§ **INSTRUCTIONS TO FOLLOW**: Copy out the lines that have "phase" in them.

§ **Dataset records on visual material**:
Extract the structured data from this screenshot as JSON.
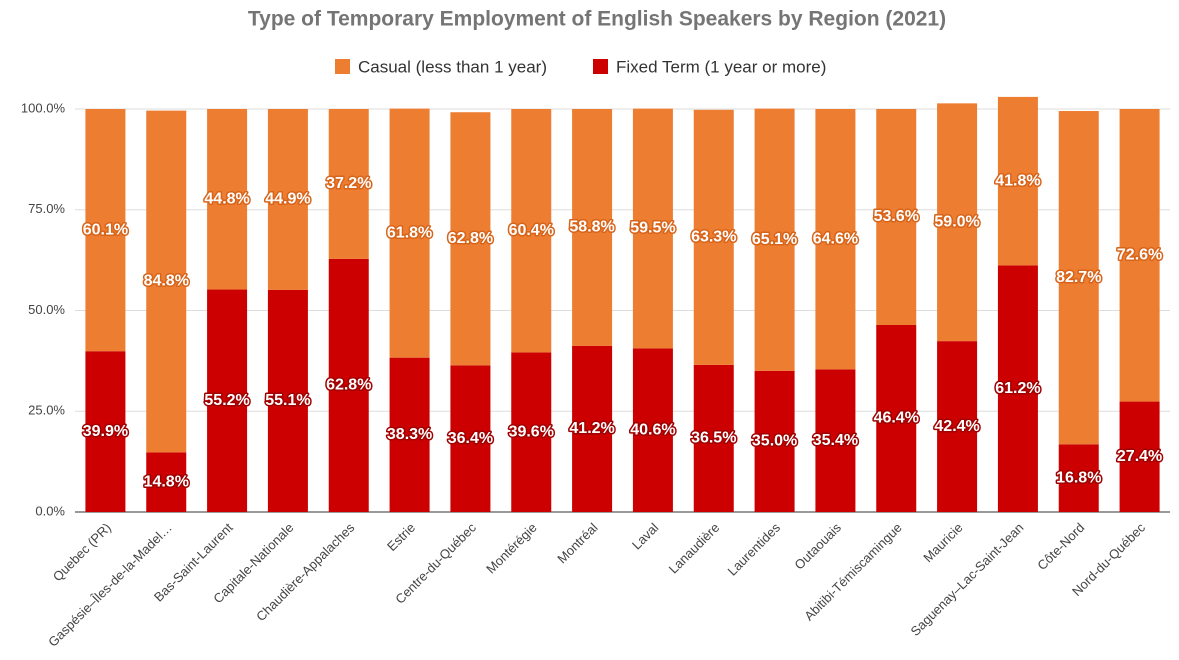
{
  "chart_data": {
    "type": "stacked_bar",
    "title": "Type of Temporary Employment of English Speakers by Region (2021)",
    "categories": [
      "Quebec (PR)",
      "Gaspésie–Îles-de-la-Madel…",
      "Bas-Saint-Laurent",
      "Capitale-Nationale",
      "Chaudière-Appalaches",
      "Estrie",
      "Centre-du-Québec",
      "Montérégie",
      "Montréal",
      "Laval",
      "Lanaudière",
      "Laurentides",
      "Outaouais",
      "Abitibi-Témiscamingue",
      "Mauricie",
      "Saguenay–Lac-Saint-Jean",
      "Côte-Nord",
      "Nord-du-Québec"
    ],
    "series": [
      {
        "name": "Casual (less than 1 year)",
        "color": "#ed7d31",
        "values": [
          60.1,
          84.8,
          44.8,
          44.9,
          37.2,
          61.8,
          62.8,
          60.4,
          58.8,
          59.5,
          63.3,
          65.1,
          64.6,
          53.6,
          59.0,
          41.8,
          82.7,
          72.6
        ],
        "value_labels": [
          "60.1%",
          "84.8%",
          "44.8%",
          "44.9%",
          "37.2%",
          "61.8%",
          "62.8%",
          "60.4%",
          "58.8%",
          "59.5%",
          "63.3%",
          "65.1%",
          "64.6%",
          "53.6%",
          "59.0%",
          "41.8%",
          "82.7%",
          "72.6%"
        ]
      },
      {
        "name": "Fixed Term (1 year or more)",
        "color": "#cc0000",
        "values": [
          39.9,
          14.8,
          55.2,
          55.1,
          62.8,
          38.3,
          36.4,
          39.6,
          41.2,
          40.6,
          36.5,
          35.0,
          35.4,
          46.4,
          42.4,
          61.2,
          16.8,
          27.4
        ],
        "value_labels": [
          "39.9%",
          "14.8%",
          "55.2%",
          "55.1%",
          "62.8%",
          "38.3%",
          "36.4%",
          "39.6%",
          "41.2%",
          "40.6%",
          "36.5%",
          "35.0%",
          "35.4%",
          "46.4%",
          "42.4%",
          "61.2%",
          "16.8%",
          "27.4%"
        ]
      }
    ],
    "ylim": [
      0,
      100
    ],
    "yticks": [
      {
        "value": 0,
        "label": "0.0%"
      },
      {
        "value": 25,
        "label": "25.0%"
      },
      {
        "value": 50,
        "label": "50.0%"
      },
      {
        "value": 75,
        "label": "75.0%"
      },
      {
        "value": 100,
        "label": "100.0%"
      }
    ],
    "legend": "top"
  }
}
==
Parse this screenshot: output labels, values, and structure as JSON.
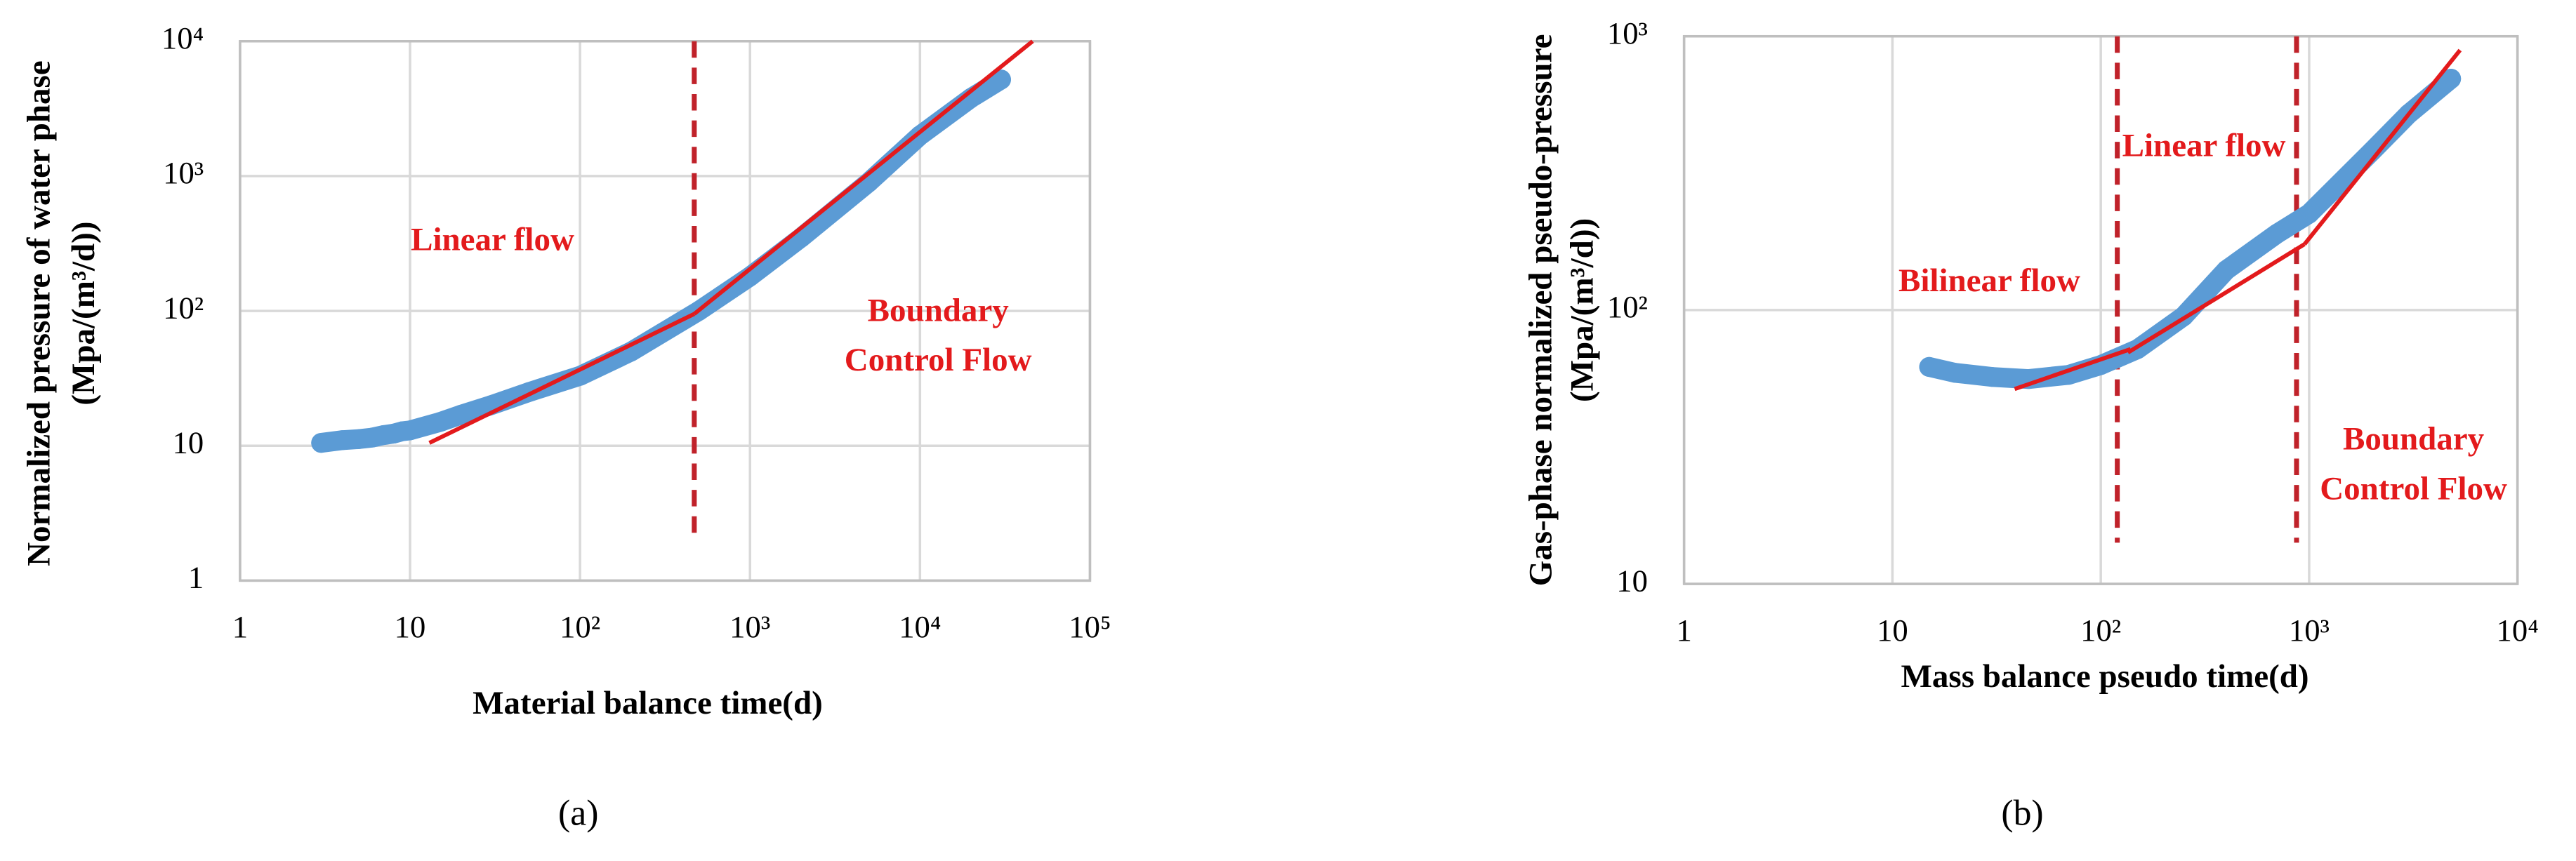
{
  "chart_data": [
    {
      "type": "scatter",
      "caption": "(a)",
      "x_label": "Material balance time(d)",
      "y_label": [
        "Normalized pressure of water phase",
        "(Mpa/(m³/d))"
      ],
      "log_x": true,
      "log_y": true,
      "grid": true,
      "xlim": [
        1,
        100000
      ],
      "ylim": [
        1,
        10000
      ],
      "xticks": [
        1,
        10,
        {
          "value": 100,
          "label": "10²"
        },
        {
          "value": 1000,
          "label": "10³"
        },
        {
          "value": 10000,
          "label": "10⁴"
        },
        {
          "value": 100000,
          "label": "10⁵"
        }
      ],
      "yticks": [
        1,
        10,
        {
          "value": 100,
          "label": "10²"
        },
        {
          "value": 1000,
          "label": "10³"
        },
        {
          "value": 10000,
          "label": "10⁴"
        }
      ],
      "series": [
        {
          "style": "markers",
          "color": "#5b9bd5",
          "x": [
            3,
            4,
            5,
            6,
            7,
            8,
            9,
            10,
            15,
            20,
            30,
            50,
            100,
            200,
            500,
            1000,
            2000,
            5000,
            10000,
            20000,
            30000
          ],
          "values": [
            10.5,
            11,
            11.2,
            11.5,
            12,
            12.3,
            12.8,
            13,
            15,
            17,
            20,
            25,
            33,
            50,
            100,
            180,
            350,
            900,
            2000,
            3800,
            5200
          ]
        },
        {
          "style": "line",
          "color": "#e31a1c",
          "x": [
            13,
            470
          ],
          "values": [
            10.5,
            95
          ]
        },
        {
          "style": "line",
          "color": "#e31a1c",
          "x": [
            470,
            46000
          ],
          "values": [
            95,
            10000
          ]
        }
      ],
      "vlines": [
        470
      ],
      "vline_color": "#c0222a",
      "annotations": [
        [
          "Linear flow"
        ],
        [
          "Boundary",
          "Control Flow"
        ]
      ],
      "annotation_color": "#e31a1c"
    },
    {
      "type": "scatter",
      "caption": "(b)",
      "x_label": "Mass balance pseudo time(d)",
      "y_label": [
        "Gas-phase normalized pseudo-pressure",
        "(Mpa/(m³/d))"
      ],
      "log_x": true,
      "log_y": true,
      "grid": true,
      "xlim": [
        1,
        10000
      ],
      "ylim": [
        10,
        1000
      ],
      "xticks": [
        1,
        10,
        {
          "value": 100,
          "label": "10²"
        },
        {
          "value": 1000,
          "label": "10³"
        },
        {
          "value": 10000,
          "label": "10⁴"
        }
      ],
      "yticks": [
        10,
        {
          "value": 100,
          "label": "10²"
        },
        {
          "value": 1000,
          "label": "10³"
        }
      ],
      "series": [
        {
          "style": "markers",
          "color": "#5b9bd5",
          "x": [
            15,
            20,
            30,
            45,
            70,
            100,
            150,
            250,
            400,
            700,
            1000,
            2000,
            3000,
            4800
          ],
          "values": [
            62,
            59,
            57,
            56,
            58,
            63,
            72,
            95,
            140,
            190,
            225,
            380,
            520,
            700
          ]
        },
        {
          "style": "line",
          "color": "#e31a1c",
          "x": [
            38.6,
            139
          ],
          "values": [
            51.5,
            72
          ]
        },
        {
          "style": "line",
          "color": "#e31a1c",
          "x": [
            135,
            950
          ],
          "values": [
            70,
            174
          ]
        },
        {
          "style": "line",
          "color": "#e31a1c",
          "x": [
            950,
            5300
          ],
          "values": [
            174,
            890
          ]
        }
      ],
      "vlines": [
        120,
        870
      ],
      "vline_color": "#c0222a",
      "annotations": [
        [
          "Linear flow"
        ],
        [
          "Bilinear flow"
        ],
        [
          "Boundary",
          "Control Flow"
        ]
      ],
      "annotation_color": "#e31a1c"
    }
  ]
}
...
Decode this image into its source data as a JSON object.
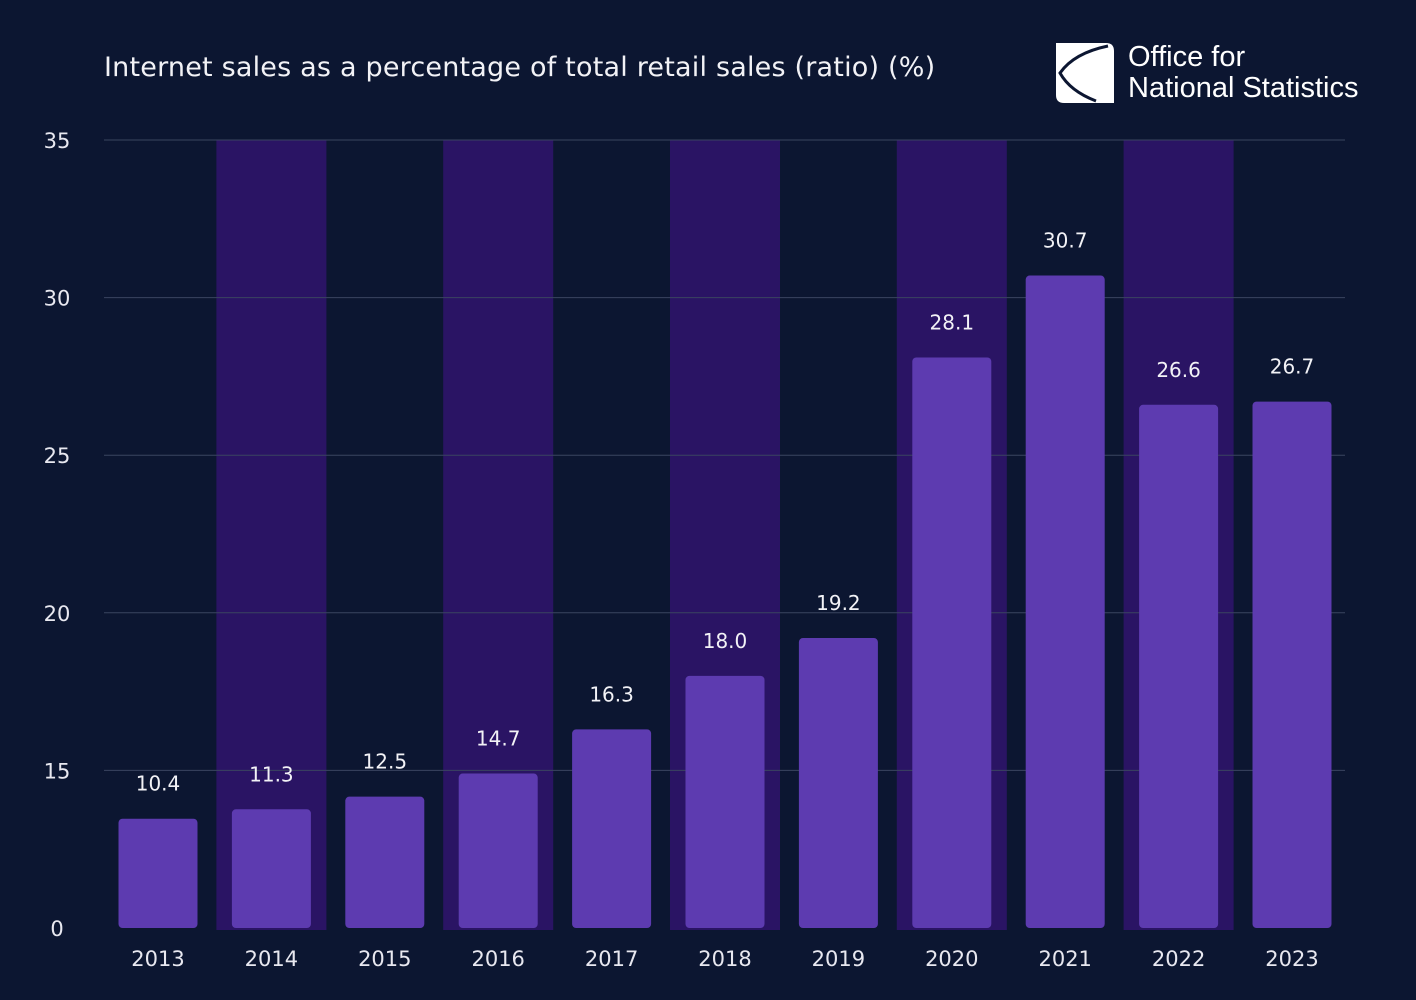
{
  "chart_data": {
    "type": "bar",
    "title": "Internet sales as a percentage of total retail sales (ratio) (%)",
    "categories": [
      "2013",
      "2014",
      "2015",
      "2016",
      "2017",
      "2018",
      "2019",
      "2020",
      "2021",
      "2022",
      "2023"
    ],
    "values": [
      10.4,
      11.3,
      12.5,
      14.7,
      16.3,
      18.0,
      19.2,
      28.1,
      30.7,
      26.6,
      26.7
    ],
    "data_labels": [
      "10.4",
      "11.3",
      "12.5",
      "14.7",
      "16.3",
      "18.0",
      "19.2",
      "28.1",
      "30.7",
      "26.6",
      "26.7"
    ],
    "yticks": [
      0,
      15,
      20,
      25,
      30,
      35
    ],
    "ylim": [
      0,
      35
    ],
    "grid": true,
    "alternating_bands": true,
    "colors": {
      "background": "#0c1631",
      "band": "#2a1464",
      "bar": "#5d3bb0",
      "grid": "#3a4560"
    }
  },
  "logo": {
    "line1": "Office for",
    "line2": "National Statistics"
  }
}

§ **RESPONSE FOR THIS EXERCISE**:
        "Normalized pressure of water phase",
        "Gas-phase normalized pseudo-pressure",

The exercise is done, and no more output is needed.